### [Directive]
What lines of the data hold the string "JSON"? Pull each one out.

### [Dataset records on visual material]
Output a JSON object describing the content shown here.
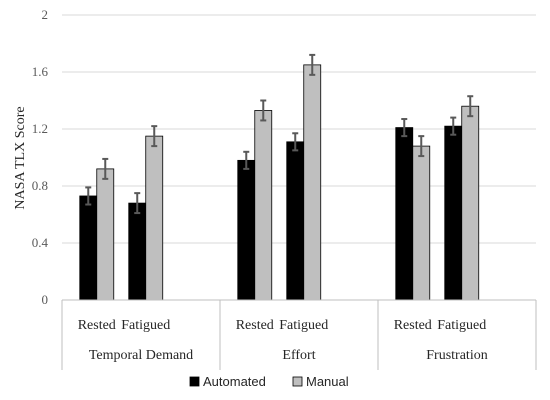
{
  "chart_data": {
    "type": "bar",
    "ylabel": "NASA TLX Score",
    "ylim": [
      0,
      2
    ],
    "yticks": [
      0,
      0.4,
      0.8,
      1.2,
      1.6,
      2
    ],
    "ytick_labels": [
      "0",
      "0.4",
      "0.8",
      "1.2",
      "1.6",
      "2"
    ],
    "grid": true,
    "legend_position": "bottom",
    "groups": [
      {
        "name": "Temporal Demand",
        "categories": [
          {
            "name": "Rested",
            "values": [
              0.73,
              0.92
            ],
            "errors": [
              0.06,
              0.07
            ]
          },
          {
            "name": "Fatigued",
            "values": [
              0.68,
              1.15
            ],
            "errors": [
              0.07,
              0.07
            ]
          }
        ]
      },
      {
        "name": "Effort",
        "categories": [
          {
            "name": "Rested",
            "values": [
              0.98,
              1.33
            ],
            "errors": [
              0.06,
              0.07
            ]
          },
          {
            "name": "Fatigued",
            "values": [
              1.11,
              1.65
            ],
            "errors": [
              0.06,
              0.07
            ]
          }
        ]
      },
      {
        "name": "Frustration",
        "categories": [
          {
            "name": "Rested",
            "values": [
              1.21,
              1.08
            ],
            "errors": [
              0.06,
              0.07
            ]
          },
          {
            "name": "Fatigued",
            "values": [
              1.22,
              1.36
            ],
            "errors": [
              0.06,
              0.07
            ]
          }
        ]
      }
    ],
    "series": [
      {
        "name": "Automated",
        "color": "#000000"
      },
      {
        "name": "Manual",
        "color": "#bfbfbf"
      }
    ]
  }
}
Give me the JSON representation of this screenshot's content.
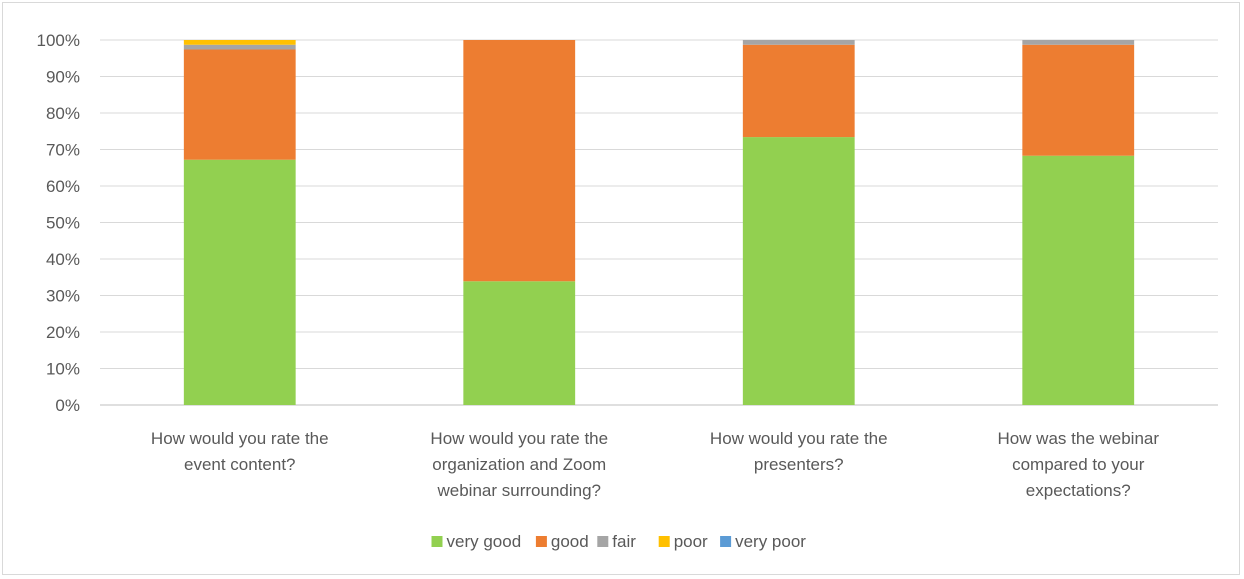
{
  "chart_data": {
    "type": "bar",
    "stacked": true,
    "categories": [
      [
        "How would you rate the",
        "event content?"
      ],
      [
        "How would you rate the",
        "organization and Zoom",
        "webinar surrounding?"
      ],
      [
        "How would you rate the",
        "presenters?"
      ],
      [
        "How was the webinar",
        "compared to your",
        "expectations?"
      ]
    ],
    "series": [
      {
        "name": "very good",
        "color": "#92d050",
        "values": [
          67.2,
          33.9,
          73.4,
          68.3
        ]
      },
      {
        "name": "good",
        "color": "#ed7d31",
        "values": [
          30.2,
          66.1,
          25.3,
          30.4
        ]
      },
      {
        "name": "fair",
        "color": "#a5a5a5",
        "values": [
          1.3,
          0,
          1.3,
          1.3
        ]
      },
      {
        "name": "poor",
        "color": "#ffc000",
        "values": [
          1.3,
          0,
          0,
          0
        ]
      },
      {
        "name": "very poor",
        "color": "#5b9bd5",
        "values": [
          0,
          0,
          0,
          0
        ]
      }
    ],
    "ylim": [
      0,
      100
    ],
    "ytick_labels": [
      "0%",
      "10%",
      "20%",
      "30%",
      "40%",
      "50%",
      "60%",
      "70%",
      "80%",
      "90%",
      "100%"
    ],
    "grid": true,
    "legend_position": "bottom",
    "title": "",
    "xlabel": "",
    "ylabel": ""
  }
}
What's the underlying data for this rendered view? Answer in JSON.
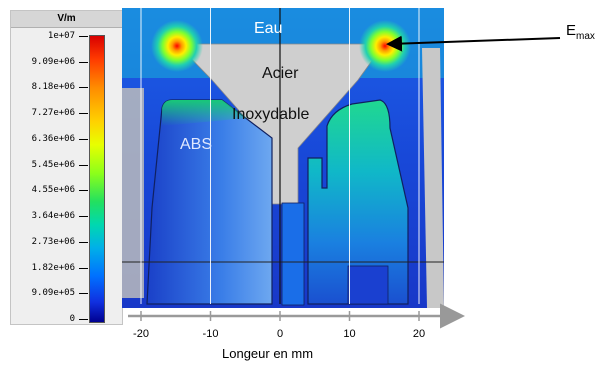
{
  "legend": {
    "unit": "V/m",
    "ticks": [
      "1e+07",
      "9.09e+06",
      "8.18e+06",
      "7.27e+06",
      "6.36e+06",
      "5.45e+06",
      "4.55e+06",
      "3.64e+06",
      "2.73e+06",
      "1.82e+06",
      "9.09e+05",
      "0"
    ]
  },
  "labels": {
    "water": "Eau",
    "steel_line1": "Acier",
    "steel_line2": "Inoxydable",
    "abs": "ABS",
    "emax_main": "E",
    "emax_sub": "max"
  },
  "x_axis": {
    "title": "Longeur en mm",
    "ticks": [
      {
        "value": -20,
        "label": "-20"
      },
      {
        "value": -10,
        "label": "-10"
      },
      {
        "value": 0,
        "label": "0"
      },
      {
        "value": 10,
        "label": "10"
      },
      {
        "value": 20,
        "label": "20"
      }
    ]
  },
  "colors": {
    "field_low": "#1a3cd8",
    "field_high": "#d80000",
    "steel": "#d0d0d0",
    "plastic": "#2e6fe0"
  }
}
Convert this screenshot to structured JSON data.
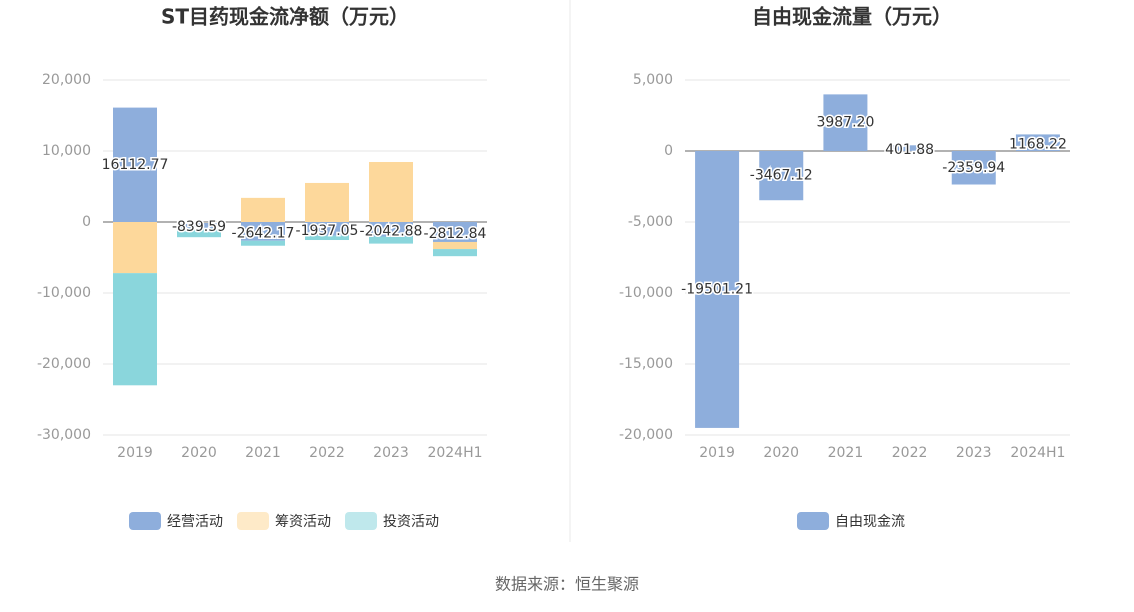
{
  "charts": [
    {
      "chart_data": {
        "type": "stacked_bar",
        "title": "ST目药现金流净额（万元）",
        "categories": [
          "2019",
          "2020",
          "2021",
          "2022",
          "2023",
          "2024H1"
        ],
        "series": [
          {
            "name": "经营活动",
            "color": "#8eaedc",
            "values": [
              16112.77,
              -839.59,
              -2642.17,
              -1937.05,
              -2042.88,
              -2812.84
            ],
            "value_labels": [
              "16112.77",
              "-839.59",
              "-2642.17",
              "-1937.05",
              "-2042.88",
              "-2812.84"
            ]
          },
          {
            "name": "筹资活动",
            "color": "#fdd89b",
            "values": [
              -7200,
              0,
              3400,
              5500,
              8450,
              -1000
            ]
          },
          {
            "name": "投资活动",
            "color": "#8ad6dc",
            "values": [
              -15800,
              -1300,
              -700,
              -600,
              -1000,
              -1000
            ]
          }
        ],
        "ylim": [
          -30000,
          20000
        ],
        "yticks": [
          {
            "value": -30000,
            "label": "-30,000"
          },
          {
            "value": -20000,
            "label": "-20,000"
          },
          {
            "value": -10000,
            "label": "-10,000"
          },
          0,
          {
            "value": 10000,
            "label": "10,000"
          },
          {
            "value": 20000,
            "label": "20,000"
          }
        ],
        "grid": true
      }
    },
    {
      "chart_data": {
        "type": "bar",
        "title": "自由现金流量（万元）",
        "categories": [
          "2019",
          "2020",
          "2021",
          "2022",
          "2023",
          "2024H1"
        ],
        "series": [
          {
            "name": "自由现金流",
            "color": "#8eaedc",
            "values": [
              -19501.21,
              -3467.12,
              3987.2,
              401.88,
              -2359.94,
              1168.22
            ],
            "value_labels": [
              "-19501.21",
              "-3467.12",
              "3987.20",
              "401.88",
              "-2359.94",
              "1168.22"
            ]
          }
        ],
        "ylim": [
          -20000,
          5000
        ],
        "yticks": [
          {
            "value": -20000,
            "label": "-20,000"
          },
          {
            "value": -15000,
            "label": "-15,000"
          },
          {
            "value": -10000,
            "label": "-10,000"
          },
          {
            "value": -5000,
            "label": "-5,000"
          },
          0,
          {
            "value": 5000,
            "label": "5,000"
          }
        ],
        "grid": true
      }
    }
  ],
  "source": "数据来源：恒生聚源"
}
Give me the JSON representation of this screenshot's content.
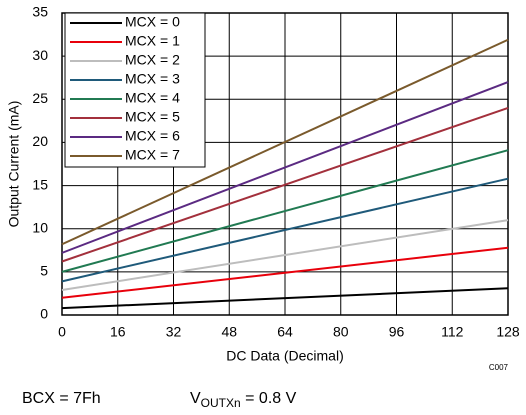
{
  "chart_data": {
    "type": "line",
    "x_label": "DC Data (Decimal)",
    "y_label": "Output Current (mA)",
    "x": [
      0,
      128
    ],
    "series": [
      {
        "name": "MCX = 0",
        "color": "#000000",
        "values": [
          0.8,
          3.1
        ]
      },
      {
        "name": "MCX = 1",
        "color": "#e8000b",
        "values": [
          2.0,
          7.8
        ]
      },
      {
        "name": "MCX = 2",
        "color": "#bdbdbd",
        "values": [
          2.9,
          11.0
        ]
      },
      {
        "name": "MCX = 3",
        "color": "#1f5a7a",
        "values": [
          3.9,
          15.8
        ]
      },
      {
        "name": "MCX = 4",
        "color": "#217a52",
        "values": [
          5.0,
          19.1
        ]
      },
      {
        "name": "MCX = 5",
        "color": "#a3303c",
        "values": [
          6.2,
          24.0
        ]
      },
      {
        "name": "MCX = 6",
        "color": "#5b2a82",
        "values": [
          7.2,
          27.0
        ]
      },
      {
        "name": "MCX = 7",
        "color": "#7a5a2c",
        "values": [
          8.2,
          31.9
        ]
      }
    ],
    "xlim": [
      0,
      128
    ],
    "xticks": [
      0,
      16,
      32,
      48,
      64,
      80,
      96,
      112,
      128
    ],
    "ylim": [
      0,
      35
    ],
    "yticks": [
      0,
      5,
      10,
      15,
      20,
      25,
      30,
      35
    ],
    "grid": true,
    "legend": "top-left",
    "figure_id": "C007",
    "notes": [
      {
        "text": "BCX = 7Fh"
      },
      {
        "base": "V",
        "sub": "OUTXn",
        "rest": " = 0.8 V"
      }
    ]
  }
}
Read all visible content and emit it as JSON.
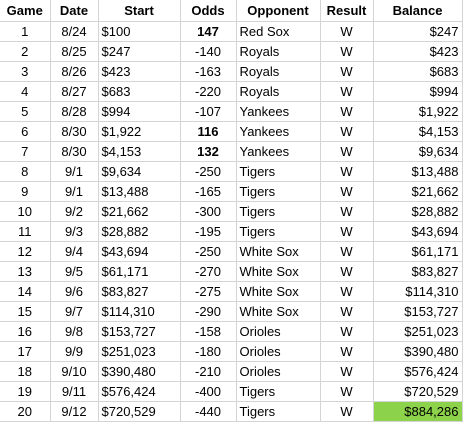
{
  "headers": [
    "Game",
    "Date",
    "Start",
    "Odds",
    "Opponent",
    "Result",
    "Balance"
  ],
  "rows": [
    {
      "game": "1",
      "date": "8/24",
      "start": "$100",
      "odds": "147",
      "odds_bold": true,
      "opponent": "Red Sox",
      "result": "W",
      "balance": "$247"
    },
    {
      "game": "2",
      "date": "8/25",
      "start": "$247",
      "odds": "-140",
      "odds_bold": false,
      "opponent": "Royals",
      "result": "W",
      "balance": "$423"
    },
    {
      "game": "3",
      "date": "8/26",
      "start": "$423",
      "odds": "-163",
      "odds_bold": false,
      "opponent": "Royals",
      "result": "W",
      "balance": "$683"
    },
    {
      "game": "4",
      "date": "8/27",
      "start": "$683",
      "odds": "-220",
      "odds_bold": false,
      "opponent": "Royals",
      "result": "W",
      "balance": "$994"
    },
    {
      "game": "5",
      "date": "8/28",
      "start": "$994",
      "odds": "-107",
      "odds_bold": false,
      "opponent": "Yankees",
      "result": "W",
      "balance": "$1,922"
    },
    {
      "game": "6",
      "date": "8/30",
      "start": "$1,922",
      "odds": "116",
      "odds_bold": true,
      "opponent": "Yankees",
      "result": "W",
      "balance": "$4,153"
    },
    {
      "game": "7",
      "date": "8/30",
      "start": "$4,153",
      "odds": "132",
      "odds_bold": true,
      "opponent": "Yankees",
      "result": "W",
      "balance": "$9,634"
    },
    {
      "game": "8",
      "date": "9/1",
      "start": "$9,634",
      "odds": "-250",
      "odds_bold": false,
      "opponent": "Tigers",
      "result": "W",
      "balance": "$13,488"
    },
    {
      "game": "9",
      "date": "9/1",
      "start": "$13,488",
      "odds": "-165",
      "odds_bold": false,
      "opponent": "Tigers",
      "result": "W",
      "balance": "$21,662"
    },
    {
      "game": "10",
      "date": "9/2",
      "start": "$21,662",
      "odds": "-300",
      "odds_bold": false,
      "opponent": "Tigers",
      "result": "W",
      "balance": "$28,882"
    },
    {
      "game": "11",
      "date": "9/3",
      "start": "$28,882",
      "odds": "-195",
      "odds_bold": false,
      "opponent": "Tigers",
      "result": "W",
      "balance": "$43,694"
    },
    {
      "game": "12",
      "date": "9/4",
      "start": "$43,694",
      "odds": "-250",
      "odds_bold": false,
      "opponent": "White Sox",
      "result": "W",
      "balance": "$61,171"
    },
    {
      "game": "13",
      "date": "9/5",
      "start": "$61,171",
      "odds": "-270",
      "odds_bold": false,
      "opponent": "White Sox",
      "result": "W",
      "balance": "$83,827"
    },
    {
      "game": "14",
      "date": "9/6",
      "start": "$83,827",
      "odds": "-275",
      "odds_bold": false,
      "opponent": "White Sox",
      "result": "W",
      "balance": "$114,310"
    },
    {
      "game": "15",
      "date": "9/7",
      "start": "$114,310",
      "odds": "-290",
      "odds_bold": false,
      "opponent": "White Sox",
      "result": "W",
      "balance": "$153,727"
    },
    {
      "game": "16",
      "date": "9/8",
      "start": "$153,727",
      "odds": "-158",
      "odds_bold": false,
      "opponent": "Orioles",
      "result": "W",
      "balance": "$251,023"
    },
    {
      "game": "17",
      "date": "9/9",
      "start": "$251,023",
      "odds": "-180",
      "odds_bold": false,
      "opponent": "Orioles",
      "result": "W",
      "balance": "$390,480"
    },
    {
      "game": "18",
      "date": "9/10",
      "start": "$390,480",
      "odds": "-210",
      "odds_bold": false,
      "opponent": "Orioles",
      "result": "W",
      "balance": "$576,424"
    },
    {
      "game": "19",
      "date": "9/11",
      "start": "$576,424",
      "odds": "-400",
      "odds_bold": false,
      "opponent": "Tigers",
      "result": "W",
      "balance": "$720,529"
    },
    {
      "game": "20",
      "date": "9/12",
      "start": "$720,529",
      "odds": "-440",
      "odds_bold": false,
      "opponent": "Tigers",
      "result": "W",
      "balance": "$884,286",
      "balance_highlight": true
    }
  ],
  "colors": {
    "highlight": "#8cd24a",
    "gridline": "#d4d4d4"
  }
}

### [The completed task]
Output a JSON object describing the content shown here.
Give me the JSON representation of this screenshot's content.
What's the underlying data for this rendered view? Answer in JSON.
Convert this screenshot to structured JSON data.
Give me the JSON representation of this screenshot's content.
Read all visible content and emit it as JSON.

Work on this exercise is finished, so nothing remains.